_INSTRUCTION_
Reproduce every one of the lines below verbatim, omitting the picture.

_SOURCE MATERIAL_
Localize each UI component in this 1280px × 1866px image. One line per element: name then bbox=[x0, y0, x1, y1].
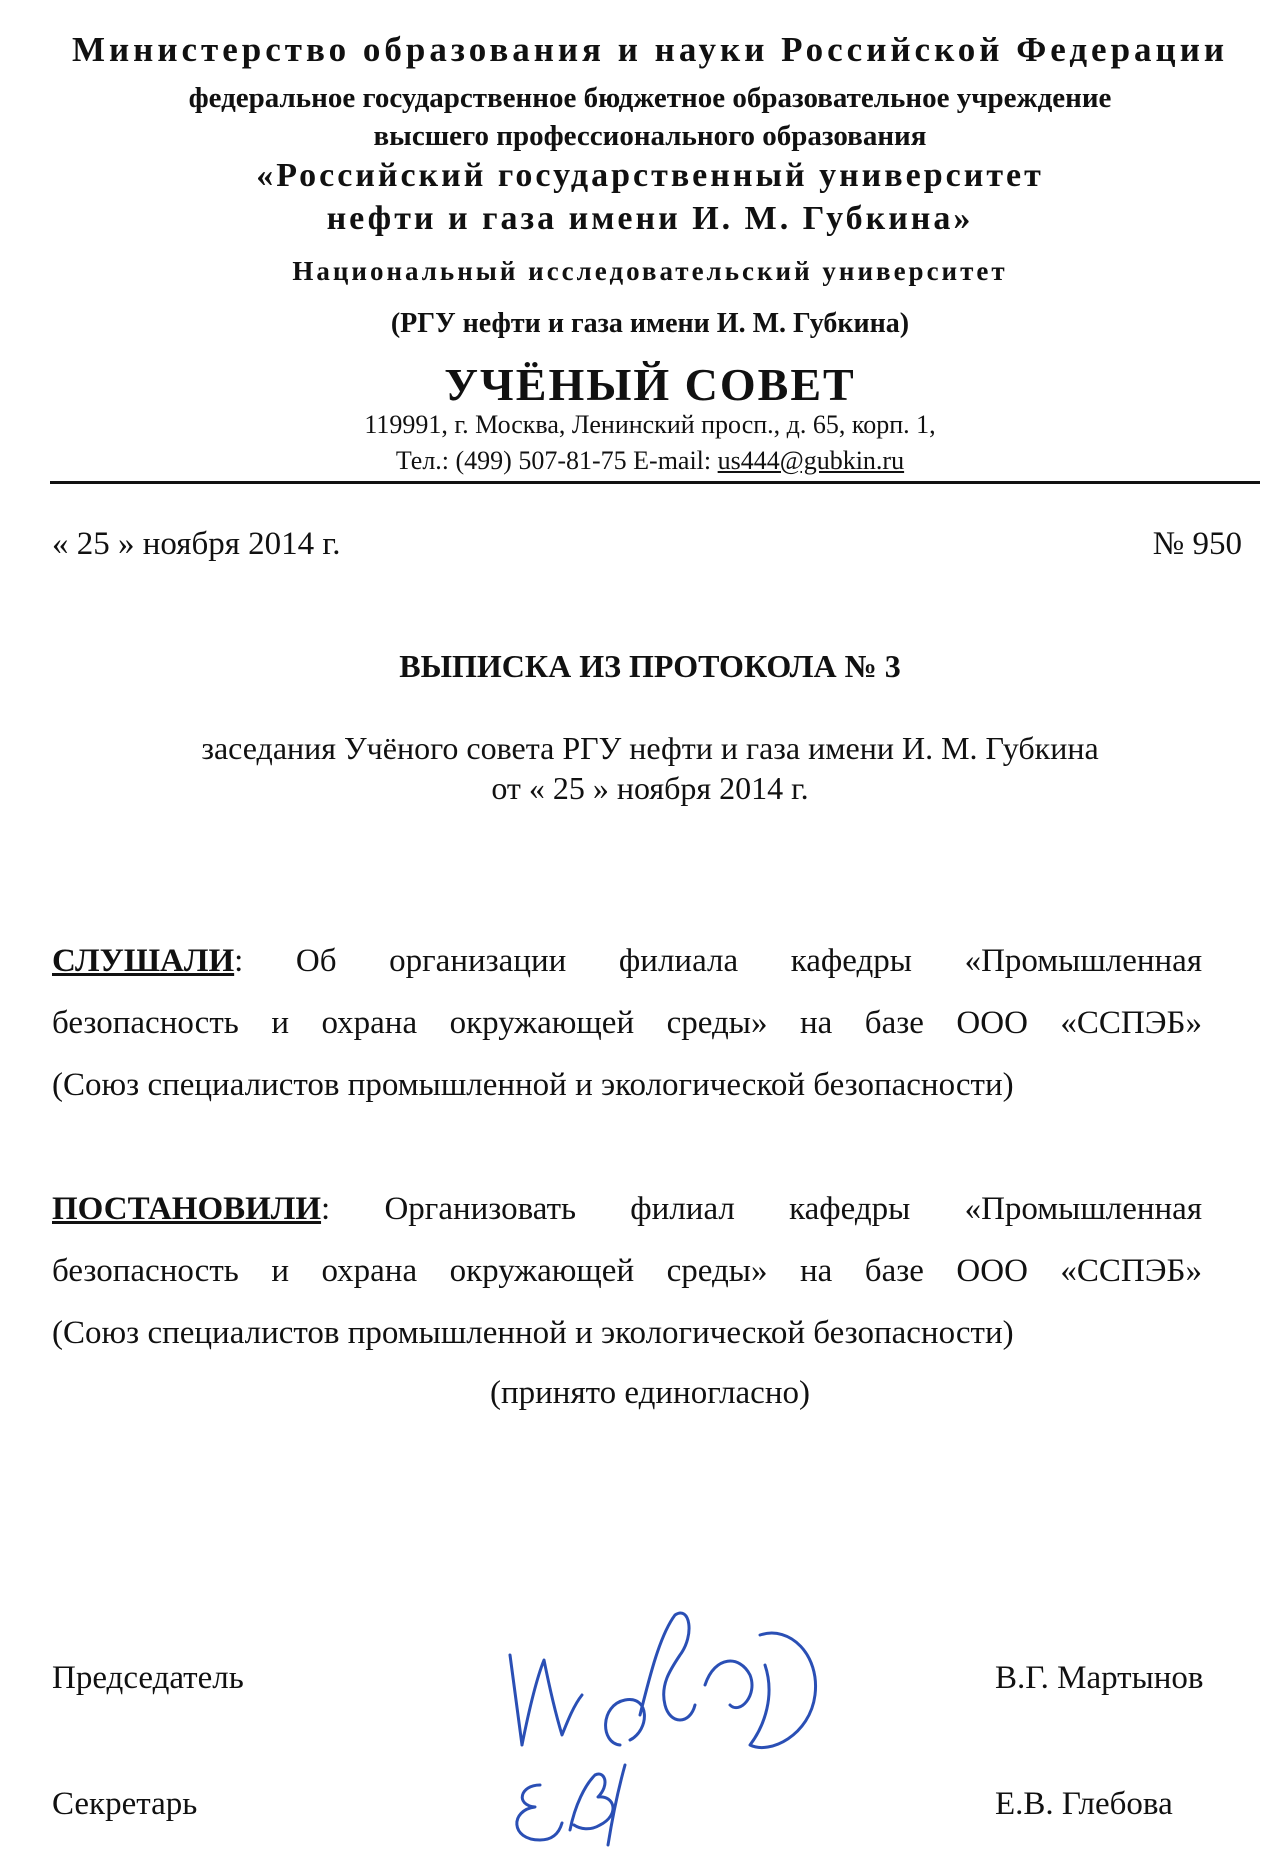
heard-line2: безопасность и охрана окружающей среды» на базе ООО «ССПЭБ» bbox=[52, 1005, 1202, 1041]
council-title: УЧЁНЫЙ СОВЕТ bbox=[444, 359, 856, 410]
secretary-role: Секретарь bbox=[52, 1786, 198, 1822]
education-level: высшего профессионального образования bbox=[373, 120, 927, 152]
heard-paragraph bbox=[52, 930, 1202, 1116]
secretary-name: Е.В. Глебова bbox=[995, 1786, 1173, 1822]
heard-keyword: СЛУШАЛИ bbox=[52, 943, 235, 979]
council-address: 119991, г. Москва, Ленинский просп., д. 65, корп. 1, bbox=[364, 410, 936, 439]
university-name-line2: нефти и газа имени И. М. Губкина» bbox=[326, 200, 974, 237]
document-subtitle-line2: от « 25 » ноября 2014 г. bbox=[491, 770, 809, 806]
university-status: Национальный исследовательский университет bbox=[292, 256, 1008, 286]
chair-name: В.Г. Мартынов bbox=[995, 1660, 1204, 1696]
email-link[interactable]: us444@gubkin.ru bbox=[717, 446, 905, 475]
resolved-line1-text: : Организовать филиал кафедры «Промышленная bbox=[321, 1191, 1202, 1227]
resolved-line3: (Союз специалистов промышленной и экологической безопасности) bbox=[52, 1315, 1014, 1351]
university-name-line1: «Российский государственный университет bbox=[256, 157, 1044, 194]
resolved-paragraph bbox=[52, 1178, 1202, 1364]
institution-type: федеральное государственное бюджетное образовательное учреждение bbox=[188, 82, 1112, 114]
heard-line3: (Союз специалистов промышленной и экологической безопасности) bbox=[52, 1067, 1014, 1103]
heard-line1-text: : Об организации филиала кафедры «Промышленная bbox=[234, 943, 1202, 979]
document-subtitle-line1: заседания Учёного совета РГУ нефти и газа имени И. М. Губкина bbox=[201, 730, 1099, 766]
phone-label: Тел.: (499) 507-81-75 E-mail: bbox=[395, 446, 718, 475]
document-date: « 25 » ноября 2014 г. bbox=[52, 526, 341, 562]
header-divider bbox=[50, 481, 1260, 484]
document-title: ВЫПИСКА ИЗ ПРОТОКОЛА № 3 bbox=[399, 648, 901, 684]
heard-line1 bbox=[52, 930, 1202, 992]
council-contacts bbox=[40, 446, 1260, 476]
resolved-line1 bbox=[52, 1178, 1202, 1240]
document-number: № 950 bbox=[1152, 526, 1242, 562]
resolved-keyword: ПОСТАНОВИЛИ bbox=[52, 1191, 322, 1227]
chair-role: Председатель bbox=[52, 1660, 244, 1696]
university-abbreviation: (РГУ нефти и газа имени И. М. Губкина) bbox=[390, 308, 910, 339]
ministry-name: Министерство образования и науки Российской Федерации bbox=[71, 30, 1229, 69]
secretary-signature-icon bbox=[500, 1745, 660, 1855]
vote-result: (принято единогласно) bbox=[490, 1375, 810, 1411]
resolved-line2: безопасность и охрана окружающей среды» на базе ООО «ССПЭБ» bbox=[52, 1253, 1202, 1289]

_TASK OUTPUT_
Localize each UI component in this 1280px × 1866px image. One line per element: name then bbox=[x0, y0, x1, y1].
heard-line2: безопасность и охрана окружающей среды» на базе ООО «ССПЭБ» bbox=[52, 1005, 1202, 1041]
council-title: УЧЁНЫЙ СОВЕТ bbox=[444, 359, 856, 410]
secretary-role: Секретарь bbox=[52, 1786, 198, 1822]
education-level: высшего профессионального образования bbox=[373, 120, 927, 152]
heard-paragraph bbox=[52, 930, 1202, 1116]
secretary-name: Е.В. Глебова bbox=[995, 1786, 1173, 1822]
heard-keyword: СЛУШАЛИ bbox=[52, 943, 235, 979]
council-address: 119991, г. Москва, Ленинский просп., д. 65, корп. 1, bbox=[364, 410, 936, 439]
university-name-line2: нефти и газа имени И. М. Губкина» bbox=[326, 200, 974, 237]
document-subtitle-line2: от « 25 » ноября 2014 г. bbox=[491, 770, 809, 806]
university-status: Национальный исследовательский университет bbox=[292, 256, 1008, 286]
chair-name: В.Г. Мартынов bbox=[995, 1660, 1204, 1696]
email-link[interactable]: us444@gubkin.ru bbox=[717, 446, 905, 475]
resolved-line1-text: : Организовать филиал кафедры «Промышленная bbox=[321, 1191, 1202, 1227]
resolved-line3: (Союз специалистов промышленной и экологической безопасности) bbox=[52, 1315, 1014, 1351]
university-name-line1: «Российский государственный университет bbox=[256, 157, 1044, 194]
resolved-paragraph bbox=[52, 1178, 1202, 1364]
institution-type: федеральное государственное бюджетное образовательное учреждение bbox=[188, 82, 1112, 114]
heard-line3: (Союз специалистов промышленной и экологической безопасности) bbox=[52, 1067, 1014, 1103]
heard-line1-text: : Об организации филиала кафедры «Промышленная bbox=[234, 943, 1202, 979]
document-subtitle-line1: заседания Учёного совета РГУ нефти и газа имени И. М. Губкина bbox=[201, 730, 1099, 766]
phone-label: Тел.: (499) 507-81-75 E-mail: bbox=[395, 446, 718, 475]
document-date: « 25 » ноября 2014 г. bbox=[52, 526, 341, 562]
header-divider bbox=[50, 481, 1260, 484]
document-title: ВЫПИСКА ИЗ ПРОТОКОЛА № 3 bbox=[399, 648, 901, 684]
heard-line1 bbox=[52, 930, 1202, 992]
council-contacts bbox=[40, 446, 1260, 476]
resolved-line1 bbox=[52, 1178, 1202, 1240]
document-number: № 950 bbox=[1152, 526, 1242, 562]
resolved-keyword: ПОСТАНОВИЛИ bbox=[52, 1191, 322, 1227]
chair-role: Председатель bbox=[52, 1660, 244, 1696]
university-abbreviation: (РГУ нефти и газа имени И. М. Губкина) bbox=[390, 308, 910, 339]
ministry-name: Министерство образования и науки Российской Федерации bbox=[71, 30, 1229, 69]
secretary-signature-icon bbox=[500, 1745, 660, 1855]
vote-result: (принято единогласно) bbox=[490, 1375, 810, 1411]
resolved-line2: безопасность и охрана окружающей среды» на базе ООО «ССПЭБ» bbox=[52, 1253, 1202, 1289]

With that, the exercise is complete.